- [Texto de origem]:
:::::
08 de maio, 2016 - por Max Franco

Belo Horizonte, 9.5.2016

Eu sou vermelho.
Sei que é uma das confissões mais íntimas e reveladoras que já fiz. Declaração, inclusive, que me pode gerar não sei quantas interpretações, de todas as naturezas.
Pessoalmente, não conheço outro que fale da sua pessoa tratando tanto da minha quanto Pessoa.
Quanto mais Pessoa fala de si, mais fala de de mim.
E eu seria Pessoa caso pudesse ser outra pessoa.
Pois eu também sou eu e minhas circunstâncias.
Nestes anos nos quais vago por aí, aprendi algumas coisas sobre o ato de ser e, principalmente, de ser ao lado de outros seres.
Aprendi que ninguém é só. Somos em companhia.
Eu, caso vivesse eremita, desde os tenros anos, em ilha deserta, fatalmente não seria eu quem sou. O “eu” pessoa física, instaurado, oficializado, determinado, seria tão diferente que, poderia até ter meu nome, meu RG e minha cara, mas seria longe de ser eu. Então, de fato, eu como sou e com a minha forma de ser, pensar e agir, não existiria. Eu, portanto, sou o que vivi, vi, senti e, bastante, o que fiz e me fizeram.
Eu sou a soma de tudo, e a subtração de tanto. Afinal, o que não me passou também me fez.
Nesta conta, hoje, depois de tantos cálculos e circunstâncias, sei que sou um bocado do que desejara ser e muito que nunca nem sequer cogitei. Anos atrás, se me previssem coisas que fiz no futuro ou que sou no presente, muita coisa me seria sinal de surpresa. Algumas felizes, outras, nem tanto.
O fato é que sou vermelho. Quando sou o melhor de mim, consigo manter um vermelho vivo, mas sem vermelhidões inflamadas. O rosa opaco também não interessa. Atualmente, é só isso que desejo de mim: manter o equilíbrio da minha tonalidade. Porque vermelho demasiado ofende e de menos passa em branco.
Espero, no entanto, que não me pretendam verde ou azul. Vermelho sou – gosto da minha vermelhitude – e sempre serei. As cores alheias podem e devem me trazer outros matizes, mas nunca me sequestrar a minha cor.
O problema é que, habitualmente, ocorre um equívoco comum: quem é amarelo, quer o outro, o mundo, se possível o céu, também amarelo. Gente amarela sai de casa com intuito de amarelar o planeta. Que mundo chato seria este todo amarelo.
É aconselhável, então, por todas as razões, antes de tudo, descobrir qual é a sua cor e tratar de controlar a sua intensidade, ao mesmo tempo em que cuida de perceber a dos outros e, é claro, de respeitar a pigmentação alheia. Cada um tem a sua cor. Não exagere na sua para não sujar a do outro. Deixe-se mesclar para evitar o monocromático. Perca um pouco das suas tintas misturando-se com as dos outros. E assim você deixa o mundo mais colorido. Perdendo-se sem se perder, mas se desmanchando um pouco, se diluindo, se espalhando.
:::::
- [Linhas de dados]:

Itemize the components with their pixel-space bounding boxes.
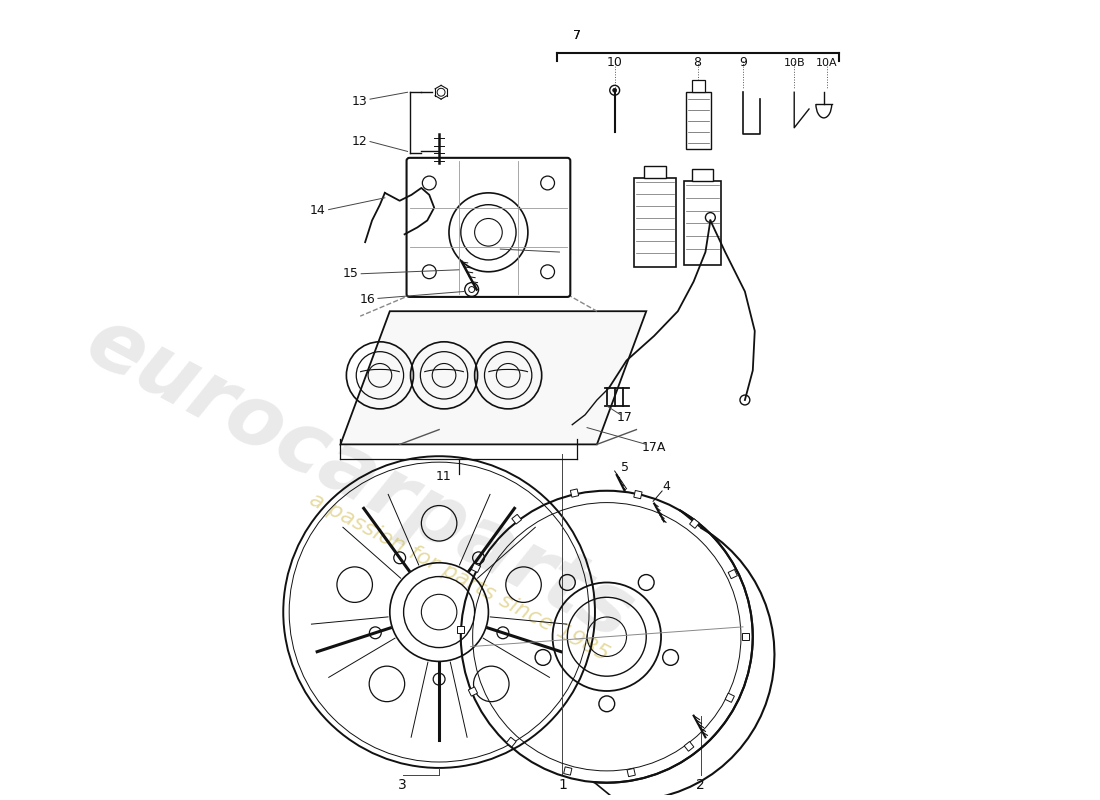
:::::
- [Exercício proposto 1]:
Segundo o texto sobre a cor de cada um, o que acontece com o vermelho demasiado e com o vermelho de menos?
- [Exercício proposto 2]:
Reproduza fielmente um trecho do texto sobre a cor de cada um: inicie nas palavras que contêm "08 de maio, 2016" e encerre após "Somos em companhia.".

- [Resolução da tarefa 1]:
O vermelho demasiado ofende, e o de menos passa em branco.

- [Resolução da tarefa 2]:
08 de maio, 2016 - por Max Franco

Belo Horizonte, 9.5.2016

Eu sou vermelho.
Sei que é uma das confissões mais íntimas e reveladoras que já fiz. Declaração, inclusive, que me pode gerar não sei quantas interpretações, de todas as naturezas.
Pessoalmente, não conheço outro que fale da sua pessoa tratando tanto da minha quanto Pessoa.
Quanto mais Pessoa fala de si, mais fala de de mim.
E eu seria Pessoa caso pudesse ser outra pessoa.
Pois eu também sou eu e minhas circunstâncias.
Nestes anos nos quais vago por aí, aprendi algumas coisas sobre o ato de ser e, principalmente, de ser ao lado de outros seres.
Aprendi que ninguém é só. Somos em companhia.